■ **Raw data**

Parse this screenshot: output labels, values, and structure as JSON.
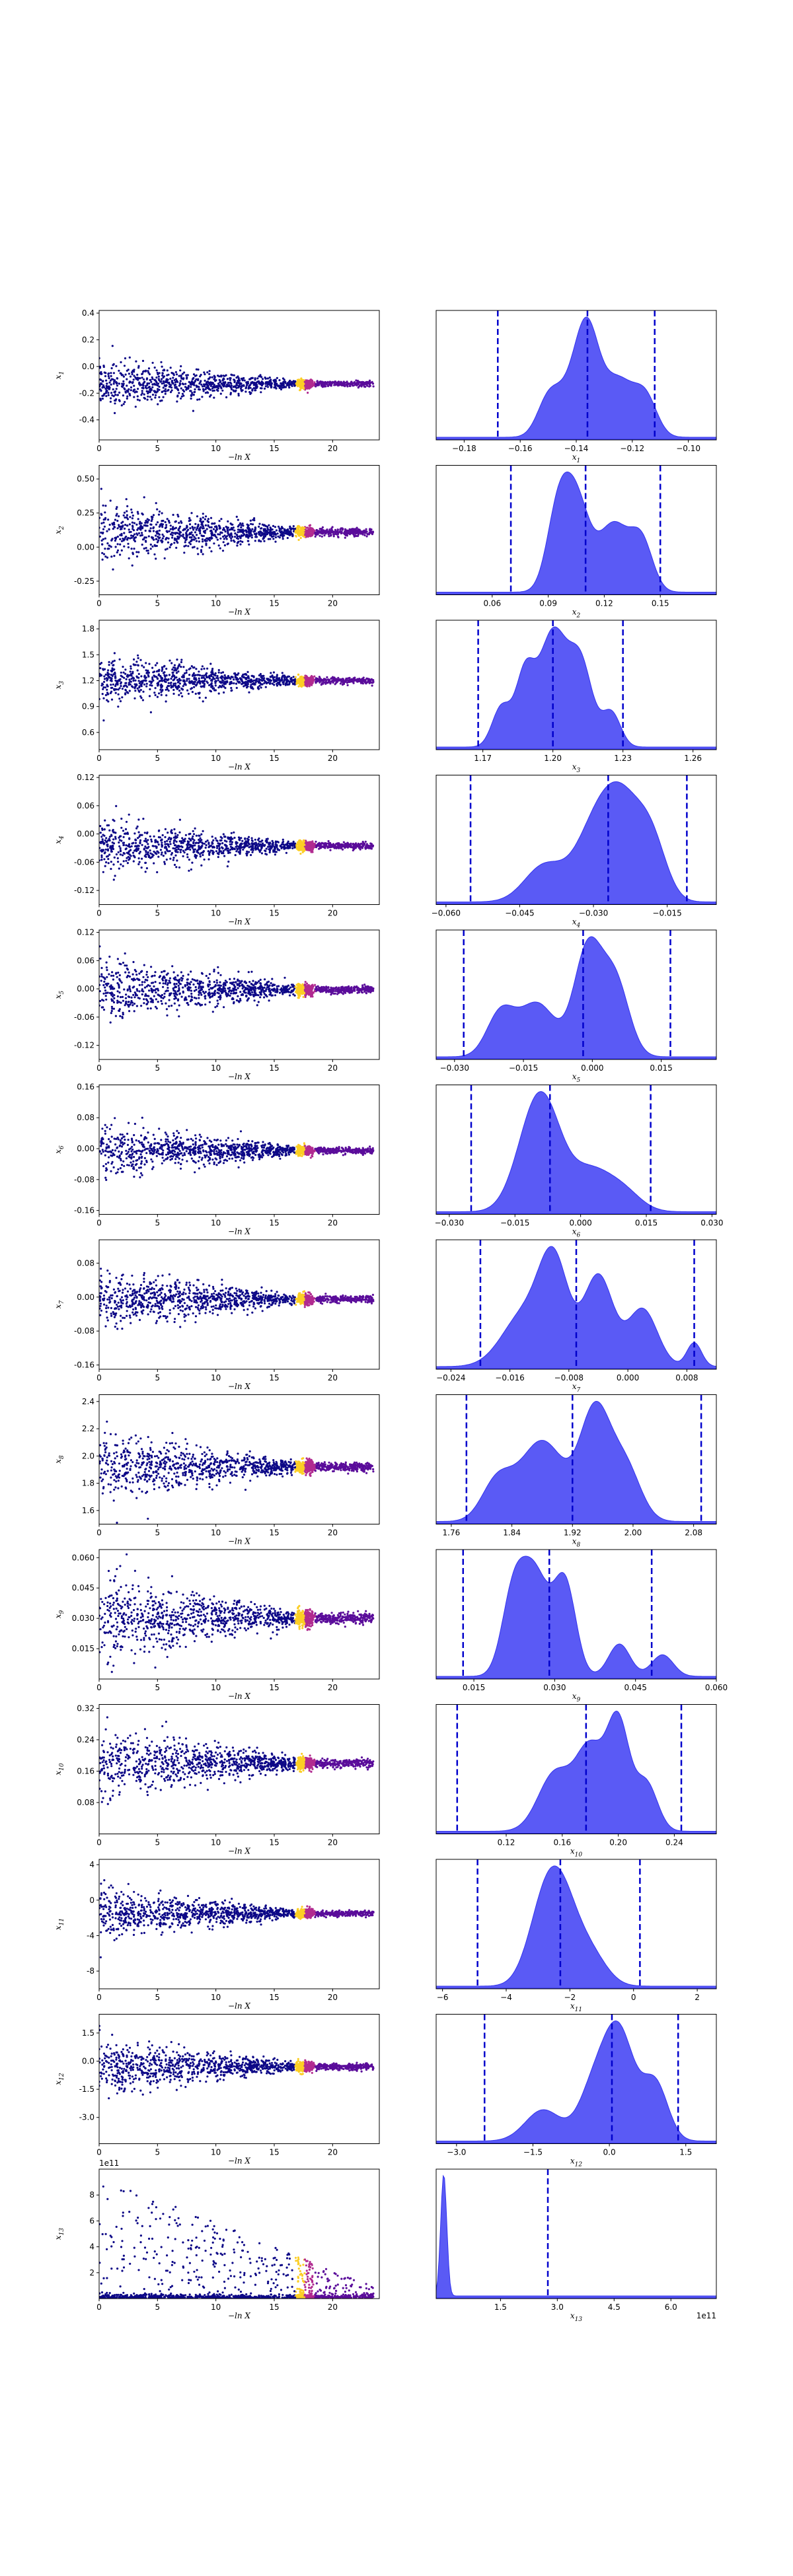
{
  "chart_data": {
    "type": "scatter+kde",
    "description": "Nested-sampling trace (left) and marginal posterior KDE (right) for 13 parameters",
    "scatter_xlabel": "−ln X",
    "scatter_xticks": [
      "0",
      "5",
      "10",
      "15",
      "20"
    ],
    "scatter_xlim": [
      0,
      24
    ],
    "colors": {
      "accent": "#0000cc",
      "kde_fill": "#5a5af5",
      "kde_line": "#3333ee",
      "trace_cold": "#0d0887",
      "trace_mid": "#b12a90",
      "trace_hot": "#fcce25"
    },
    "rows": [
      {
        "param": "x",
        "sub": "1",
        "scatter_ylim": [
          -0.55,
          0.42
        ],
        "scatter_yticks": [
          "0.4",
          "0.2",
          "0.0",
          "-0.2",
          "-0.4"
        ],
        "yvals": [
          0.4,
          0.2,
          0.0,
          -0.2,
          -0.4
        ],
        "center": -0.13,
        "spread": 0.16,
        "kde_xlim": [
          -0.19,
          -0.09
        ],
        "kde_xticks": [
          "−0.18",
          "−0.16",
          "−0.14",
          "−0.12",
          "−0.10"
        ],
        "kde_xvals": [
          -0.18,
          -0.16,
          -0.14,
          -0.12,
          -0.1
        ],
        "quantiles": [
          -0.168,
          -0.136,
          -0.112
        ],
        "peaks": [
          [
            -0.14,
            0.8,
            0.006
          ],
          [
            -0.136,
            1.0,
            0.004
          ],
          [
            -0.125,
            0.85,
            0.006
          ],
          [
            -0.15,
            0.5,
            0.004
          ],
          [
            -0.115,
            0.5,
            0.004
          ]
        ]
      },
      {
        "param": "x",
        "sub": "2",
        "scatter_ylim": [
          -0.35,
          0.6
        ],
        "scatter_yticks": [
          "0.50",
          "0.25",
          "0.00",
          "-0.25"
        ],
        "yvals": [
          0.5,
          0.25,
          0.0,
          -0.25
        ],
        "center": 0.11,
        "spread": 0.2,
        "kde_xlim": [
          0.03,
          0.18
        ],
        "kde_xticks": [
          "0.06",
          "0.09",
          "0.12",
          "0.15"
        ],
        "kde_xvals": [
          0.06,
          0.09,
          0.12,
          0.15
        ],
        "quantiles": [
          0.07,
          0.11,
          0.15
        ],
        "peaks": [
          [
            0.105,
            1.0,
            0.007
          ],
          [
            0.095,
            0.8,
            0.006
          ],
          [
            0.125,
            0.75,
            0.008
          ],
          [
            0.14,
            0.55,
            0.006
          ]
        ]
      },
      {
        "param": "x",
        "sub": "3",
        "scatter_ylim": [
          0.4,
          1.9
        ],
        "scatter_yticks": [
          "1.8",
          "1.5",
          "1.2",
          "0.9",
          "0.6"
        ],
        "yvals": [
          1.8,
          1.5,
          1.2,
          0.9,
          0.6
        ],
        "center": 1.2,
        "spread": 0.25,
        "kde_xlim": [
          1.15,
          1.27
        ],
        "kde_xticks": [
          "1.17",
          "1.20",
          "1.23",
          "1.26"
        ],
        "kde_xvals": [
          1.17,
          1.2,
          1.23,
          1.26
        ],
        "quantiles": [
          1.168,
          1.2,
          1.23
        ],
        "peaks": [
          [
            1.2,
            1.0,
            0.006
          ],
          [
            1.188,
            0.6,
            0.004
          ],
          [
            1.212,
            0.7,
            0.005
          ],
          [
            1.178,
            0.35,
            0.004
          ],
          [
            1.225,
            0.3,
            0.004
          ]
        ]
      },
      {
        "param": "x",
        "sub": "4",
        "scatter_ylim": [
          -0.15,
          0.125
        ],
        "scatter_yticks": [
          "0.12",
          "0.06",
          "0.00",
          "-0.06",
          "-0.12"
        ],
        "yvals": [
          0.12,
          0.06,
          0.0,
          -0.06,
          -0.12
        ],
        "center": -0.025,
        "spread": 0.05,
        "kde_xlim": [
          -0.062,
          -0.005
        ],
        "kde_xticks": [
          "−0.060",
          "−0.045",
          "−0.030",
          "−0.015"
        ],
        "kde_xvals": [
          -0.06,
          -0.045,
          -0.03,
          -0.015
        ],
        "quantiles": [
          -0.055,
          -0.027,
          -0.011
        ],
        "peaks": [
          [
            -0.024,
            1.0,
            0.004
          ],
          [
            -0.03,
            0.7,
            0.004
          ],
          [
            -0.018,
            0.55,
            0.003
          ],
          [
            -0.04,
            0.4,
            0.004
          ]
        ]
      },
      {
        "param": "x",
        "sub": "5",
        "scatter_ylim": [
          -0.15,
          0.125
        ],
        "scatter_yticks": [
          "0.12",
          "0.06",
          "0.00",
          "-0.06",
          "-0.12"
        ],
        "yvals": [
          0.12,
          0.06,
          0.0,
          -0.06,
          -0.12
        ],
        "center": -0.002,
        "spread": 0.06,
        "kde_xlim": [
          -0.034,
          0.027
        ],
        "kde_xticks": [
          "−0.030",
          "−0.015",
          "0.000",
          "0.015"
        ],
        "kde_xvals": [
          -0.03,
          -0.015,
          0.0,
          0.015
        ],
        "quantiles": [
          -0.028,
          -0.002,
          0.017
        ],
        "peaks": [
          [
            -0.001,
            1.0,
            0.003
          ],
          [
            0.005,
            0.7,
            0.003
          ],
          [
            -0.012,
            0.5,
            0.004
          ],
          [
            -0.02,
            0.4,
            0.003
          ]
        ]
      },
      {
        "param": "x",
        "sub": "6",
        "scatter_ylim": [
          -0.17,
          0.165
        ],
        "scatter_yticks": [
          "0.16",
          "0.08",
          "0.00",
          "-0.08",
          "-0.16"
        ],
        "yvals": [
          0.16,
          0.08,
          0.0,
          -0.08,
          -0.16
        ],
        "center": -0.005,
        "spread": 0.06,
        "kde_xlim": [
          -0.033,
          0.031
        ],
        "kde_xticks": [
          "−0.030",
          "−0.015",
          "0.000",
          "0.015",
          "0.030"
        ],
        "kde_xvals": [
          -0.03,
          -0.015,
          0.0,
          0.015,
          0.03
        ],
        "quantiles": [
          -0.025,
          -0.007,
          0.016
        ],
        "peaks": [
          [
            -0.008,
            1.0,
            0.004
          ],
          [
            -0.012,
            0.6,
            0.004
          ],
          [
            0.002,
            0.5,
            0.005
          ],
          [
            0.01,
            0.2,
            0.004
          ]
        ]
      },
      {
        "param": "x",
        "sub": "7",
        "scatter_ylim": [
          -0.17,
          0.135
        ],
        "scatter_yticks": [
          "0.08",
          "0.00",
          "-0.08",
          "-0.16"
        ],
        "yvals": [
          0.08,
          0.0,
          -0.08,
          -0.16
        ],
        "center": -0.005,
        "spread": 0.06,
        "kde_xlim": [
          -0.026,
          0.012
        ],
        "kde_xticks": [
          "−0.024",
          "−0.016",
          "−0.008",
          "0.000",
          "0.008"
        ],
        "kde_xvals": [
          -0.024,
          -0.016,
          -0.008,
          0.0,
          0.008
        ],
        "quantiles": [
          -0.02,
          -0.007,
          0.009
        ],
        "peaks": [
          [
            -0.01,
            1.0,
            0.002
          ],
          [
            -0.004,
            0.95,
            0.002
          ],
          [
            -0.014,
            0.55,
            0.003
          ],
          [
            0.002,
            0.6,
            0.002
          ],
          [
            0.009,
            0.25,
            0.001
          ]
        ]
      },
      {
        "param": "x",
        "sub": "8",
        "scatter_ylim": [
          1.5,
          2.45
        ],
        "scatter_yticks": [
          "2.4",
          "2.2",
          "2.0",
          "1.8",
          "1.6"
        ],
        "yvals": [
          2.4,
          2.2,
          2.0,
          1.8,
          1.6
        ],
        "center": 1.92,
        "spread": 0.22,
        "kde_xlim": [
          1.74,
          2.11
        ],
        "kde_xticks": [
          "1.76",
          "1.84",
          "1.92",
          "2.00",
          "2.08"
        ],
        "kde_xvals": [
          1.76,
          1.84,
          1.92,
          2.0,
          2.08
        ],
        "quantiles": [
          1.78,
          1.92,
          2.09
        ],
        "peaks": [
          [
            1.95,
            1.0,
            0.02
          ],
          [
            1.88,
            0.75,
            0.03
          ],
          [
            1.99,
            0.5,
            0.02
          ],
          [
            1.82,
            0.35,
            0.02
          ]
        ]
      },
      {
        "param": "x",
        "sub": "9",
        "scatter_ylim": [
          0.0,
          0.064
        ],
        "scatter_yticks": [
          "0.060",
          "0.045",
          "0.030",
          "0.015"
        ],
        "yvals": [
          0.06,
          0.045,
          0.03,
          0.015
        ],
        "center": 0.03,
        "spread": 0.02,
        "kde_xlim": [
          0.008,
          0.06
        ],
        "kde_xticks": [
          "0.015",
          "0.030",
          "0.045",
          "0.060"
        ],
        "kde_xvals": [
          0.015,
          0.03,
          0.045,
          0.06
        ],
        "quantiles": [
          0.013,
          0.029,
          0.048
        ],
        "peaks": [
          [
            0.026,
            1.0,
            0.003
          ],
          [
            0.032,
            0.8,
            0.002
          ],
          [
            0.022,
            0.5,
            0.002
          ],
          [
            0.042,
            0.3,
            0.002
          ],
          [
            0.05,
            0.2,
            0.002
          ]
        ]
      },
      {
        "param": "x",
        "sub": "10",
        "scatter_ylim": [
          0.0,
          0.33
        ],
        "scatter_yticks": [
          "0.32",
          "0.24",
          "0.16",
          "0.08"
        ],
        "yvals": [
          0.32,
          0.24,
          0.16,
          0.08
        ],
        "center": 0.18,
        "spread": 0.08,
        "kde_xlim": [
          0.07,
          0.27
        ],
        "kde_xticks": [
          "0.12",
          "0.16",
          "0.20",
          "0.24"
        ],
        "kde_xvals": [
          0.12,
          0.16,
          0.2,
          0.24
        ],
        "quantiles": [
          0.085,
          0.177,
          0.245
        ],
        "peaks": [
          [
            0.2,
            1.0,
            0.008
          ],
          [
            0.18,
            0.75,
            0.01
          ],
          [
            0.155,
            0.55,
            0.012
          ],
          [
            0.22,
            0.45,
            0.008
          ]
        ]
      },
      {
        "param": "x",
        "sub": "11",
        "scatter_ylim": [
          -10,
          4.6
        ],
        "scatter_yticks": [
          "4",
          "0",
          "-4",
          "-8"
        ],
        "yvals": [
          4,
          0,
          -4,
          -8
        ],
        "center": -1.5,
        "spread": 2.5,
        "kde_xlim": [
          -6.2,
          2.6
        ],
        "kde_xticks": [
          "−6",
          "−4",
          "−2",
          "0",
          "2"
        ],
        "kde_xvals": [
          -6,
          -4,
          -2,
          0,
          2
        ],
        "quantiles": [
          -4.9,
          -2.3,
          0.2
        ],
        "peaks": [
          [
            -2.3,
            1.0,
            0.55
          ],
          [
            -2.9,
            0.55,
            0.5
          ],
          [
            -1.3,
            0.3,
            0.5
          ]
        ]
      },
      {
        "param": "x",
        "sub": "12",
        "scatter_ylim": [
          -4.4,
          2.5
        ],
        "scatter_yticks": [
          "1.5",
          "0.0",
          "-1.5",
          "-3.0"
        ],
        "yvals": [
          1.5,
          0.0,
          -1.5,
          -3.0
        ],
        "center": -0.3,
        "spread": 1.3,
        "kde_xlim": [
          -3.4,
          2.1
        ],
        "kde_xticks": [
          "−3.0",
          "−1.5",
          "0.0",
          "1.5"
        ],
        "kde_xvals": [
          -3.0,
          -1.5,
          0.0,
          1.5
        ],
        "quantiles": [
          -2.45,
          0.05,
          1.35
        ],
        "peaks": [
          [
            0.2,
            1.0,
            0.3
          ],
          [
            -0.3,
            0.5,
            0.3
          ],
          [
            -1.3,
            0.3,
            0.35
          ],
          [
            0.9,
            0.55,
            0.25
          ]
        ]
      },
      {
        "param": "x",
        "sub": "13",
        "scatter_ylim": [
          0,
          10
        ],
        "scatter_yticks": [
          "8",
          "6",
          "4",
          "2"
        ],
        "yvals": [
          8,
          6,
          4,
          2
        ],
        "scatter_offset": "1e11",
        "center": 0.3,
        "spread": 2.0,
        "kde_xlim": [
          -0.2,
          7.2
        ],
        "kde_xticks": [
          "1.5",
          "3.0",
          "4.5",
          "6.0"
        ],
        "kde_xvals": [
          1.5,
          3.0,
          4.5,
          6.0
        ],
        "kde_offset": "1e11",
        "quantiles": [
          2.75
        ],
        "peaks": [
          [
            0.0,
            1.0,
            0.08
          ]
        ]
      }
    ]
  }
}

---

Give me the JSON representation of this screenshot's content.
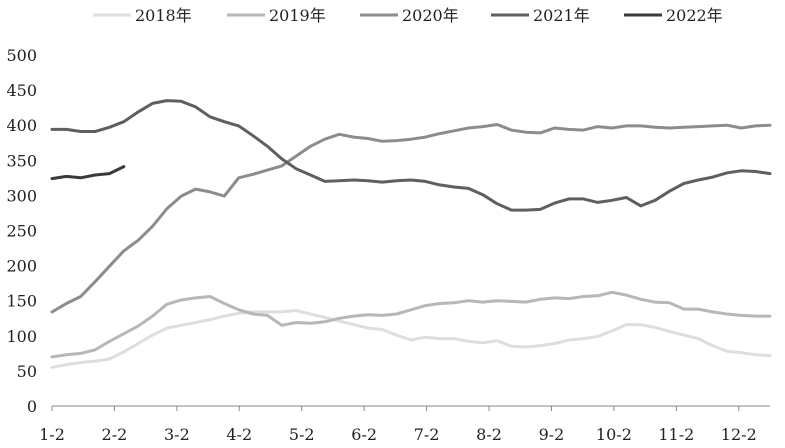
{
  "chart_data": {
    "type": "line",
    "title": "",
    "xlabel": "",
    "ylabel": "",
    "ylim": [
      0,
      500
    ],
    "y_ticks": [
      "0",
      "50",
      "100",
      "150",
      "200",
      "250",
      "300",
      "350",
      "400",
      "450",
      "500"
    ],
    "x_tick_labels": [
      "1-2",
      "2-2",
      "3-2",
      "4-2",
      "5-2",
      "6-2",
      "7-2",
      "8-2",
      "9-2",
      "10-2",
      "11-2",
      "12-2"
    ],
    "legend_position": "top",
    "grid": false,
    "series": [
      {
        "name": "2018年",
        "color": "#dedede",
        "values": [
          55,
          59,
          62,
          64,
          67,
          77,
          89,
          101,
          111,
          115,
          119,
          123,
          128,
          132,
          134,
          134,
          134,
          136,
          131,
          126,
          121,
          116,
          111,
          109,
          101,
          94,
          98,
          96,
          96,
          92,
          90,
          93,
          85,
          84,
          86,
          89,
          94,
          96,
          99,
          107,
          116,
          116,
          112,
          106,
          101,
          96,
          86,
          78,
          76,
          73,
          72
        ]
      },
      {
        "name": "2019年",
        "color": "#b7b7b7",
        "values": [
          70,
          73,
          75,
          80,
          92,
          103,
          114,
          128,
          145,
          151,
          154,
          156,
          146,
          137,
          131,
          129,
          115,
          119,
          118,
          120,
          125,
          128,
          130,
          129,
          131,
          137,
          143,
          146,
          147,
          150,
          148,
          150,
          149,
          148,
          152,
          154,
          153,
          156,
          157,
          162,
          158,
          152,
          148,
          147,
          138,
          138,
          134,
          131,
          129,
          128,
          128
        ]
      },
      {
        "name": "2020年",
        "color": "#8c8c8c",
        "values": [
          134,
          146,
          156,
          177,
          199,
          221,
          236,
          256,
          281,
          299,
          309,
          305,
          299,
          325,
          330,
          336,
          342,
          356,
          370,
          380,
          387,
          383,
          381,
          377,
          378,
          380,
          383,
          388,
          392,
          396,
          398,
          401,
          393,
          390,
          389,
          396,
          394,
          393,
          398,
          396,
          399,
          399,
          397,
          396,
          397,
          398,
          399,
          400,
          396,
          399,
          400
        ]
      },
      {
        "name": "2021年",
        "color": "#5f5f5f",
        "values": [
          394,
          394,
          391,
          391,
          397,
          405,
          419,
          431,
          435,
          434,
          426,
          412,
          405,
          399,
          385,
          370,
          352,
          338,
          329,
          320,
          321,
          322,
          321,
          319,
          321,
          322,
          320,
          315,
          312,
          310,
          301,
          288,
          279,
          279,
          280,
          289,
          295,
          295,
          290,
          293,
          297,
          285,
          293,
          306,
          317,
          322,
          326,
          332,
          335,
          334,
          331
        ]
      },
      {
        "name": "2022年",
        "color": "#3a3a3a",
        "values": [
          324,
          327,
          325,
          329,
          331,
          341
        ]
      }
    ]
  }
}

...

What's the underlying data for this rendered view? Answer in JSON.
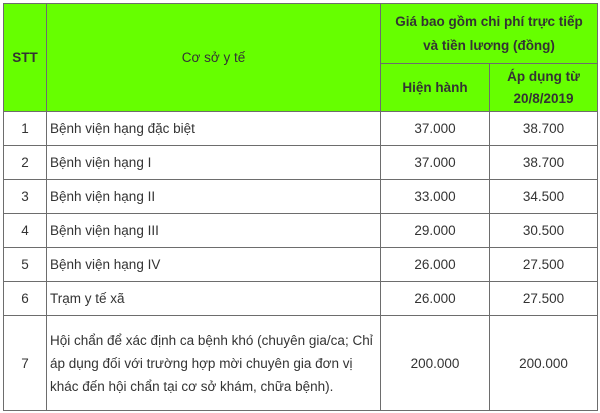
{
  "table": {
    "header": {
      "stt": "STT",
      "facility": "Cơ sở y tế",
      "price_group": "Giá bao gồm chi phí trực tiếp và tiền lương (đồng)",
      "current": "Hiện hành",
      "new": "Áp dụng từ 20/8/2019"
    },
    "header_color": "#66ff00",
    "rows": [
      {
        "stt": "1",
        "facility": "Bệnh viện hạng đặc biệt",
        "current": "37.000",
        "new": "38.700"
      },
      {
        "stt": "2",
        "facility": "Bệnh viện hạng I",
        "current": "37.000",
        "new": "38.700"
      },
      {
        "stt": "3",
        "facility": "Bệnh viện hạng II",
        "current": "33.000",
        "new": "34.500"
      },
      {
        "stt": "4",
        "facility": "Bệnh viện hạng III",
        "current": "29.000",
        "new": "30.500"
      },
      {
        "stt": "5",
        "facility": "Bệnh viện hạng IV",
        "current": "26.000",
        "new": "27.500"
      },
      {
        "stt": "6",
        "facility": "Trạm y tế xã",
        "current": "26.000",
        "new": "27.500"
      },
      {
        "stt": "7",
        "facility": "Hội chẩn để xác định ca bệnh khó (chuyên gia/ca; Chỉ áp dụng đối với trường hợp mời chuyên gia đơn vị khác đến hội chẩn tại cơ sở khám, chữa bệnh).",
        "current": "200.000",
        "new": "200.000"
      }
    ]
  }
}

■ **Exercise requirements**
Report only the number of lines that hold the string "screenshot" in this listing.

■ **Solution to this exercise**
2